> **Dataset items**:
= = =

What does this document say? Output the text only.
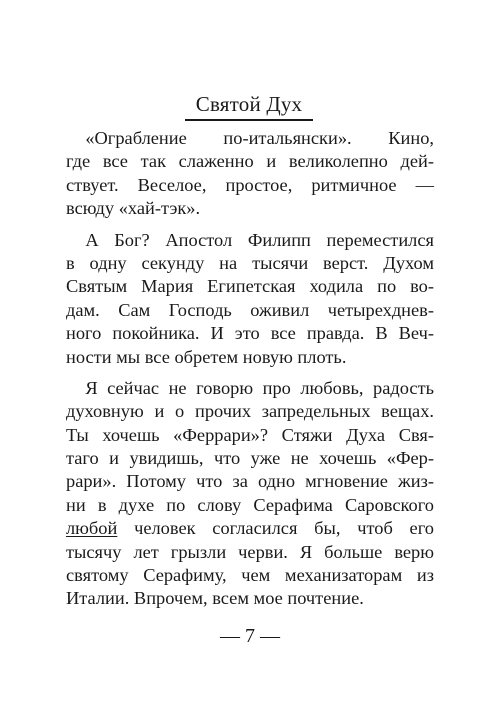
Святой Дух
«Ограбление по-итальянски». Кино,
где все так слаженно и великолепно дей-
ствует. Веселое, простое, ритмичное —
всюду «хай-тэк».
А Бог? Апостол Филипп переместился
в одну секунду на тысячи верст. Духом
Святым Мария Египетская ходила по во-
дам. Сам Господь оживил четырехднев-
ного покойника. И это все правда. В Веч-
ности мы все обретем новую плоть.
Я сейчас не говорю про любовь, радость
духовную и о прочих запредельных вещах.
Ты хочешь «Феррари»? Стяжи Духа Свя-
таго и увидишь, что уже не хочешь «Фер-
рари». Потому что за одно мгновение жиз-
ни в духе по слову Серафима Саровского
любой человек согласился бы, чтоб его
тысячу лет грызли черви. Я больше верю
святому Серафиму, чем механизаторам из
Италии. Впрочем, всем мое почтение.
— 7 —
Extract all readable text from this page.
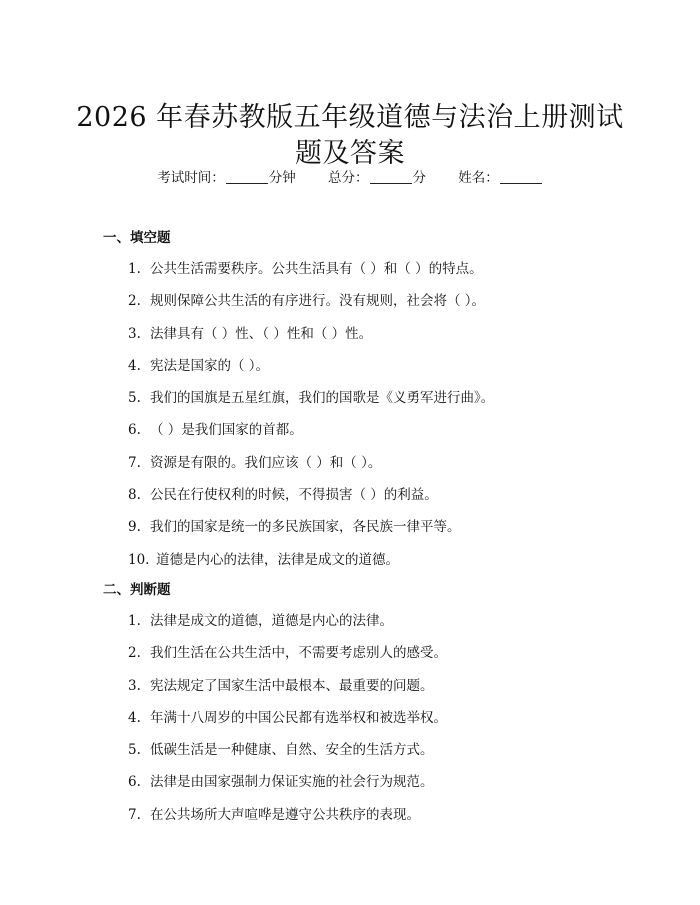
2026 年春苏教版五年级道德与法治上册测试
题及答案
考试时间：	分钟 总分：	分 姓名：
一、填空题
1. 公共生活需要秩序。公共生活具有（ ）和（ ）的特点。
2. 规则保障公共生活的有序进行。没有规则，社会将（ ）。
3. 法律具有（ ）性、（ ）性和（ ）性。
4. 宪法是国家的（ ）。
5. 我们的国旗是五星红旗，我们的国歌是《义勇军进行曲》。
6. （ ）是我们国家的首都。
7. 资源是有限的。我们应该（ ）和（ ）。
8. 公民在行使权利的时候，不得损害（ ）的利益。
9. 我们的国家是统一的多民族国家，各民族一律平等。
10. 道德是内心的法律，法律是成文的道德。
二、判断题
1. 法律是成文的道德，道德是内心的法律。
2. 我们生活在公共生活中，不需要考虑别人的感受。
3. 宪法规定了国家生活中最根本、最重要的问题。
4. 年满十八周岁的中国公民都有选举权和被选举权。
5. 低碳生活是一种健康、自然、安全的生活方式。
6. 法律是由国家强制力保证实施的社会行为规范。
7. 在公共场所大声喧哗是遵守公共秩序的表现。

= = =

> **OBJECTIVE**: Pictures stay out; repeat all the rest of the records exactly.

> **WRITTEN RESPONSE**:
What does this document say? Output the text only.
Святой Дух
«Ограбление по-итальянски». Кино,
где все так слаженно и великолепно дей-
ствует. Веселое, простое, ритмичное —
всюду «хай-тэк».
А Бог? Апостол Филипп переместился
в одну секунду на тысячи верст. Духом
Святым Мария Египетская ходила по во-
дам. Сам Господь оживил четырехднев-
ного покойника. И это все правда. В Веч-
ности мы все обретем новую плоть.
Я сейчас не говорю про любовь, радость
духовную и о прочих запредельных вещах.
Ты хочешь «Феррари»? Стяжи Духа Свя-
таго и увидишь, что уже не хочешь «Фер-
рари». Потому что за одно мгновение жиз-
ни в духе по слову Серафима Саровского
любой человек согласился бы, чтоб его
тысячу лет грызли черви. Я больше верю
святому Серафиму, чем механизаторам из
Италии. Впрочем, всем мое почтение.
— 7 —
Extract all readable text from this page.
2026 年春苏教版五年级道德与法治上册测试
题及答案
考试时间：	分钟 总分：	分 姓名：
一、填空题
1. 公共生活需要秩序。公共生活具有（ ）和（ ）的特点。
2. 规则保障公共生活的有序进行。没有规则，社会将（ ）。
3. 法律具有（ ）性、（ ）性和（ ）性。
4. 宪法是国家的（ ）。
5. 我们的国旗是五星红旗，我们的国歌是《义勇军进行曲》。
6. （ ）是我们国家的首都。
7. 资源是有限的。我们应该（ ）和（ ）。
8. 公民在行使权利的时候，不得损害（ ）的利益。
9. 我们的国家是统一的多民族国家，各民族一律平等。
10. 道德是内心的法律，法律是成文的道德。
二、判断题
1. 法律是成文的道德，道德是内心的法律。
2. 我们生活在公共生活中，不需要考虑别人的感受。
3. 宪法规定了国家生活中最根本、最重要的问题。
4. 年满十八周岁的中国公民都有选举权和被选举权。
5. 低碳生活是一种健康、自然、安全的生活方式。
6. 法律是由国家强制力保证实施的社会行为规范。
7. 在公共场所大声喧哗是遵守公共秩序的表现。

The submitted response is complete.